**Provided data**:
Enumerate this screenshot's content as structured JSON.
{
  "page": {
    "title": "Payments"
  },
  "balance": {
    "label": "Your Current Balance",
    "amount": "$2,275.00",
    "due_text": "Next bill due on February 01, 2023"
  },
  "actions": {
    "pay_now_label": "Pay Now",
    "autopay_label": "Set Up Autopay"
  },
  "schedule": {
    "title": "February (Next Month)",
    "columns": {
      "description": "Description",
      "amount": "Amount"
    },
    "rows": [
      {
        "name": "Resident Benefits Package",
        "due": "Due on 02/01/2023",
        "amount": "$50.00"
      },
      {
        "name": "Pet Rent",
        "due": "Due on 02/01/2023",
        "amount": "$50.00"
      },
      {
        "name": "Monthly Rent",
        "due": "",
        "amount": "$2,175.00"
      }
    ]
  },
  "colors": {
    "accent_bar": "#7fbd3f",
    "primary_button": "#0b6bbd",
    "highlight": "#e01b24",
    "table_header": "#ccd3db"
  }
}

**To be done**: Show the lines from the data above that contain the string "title".

**Task response**:
    "title": "Payments"
    "title": "February (Next Month)",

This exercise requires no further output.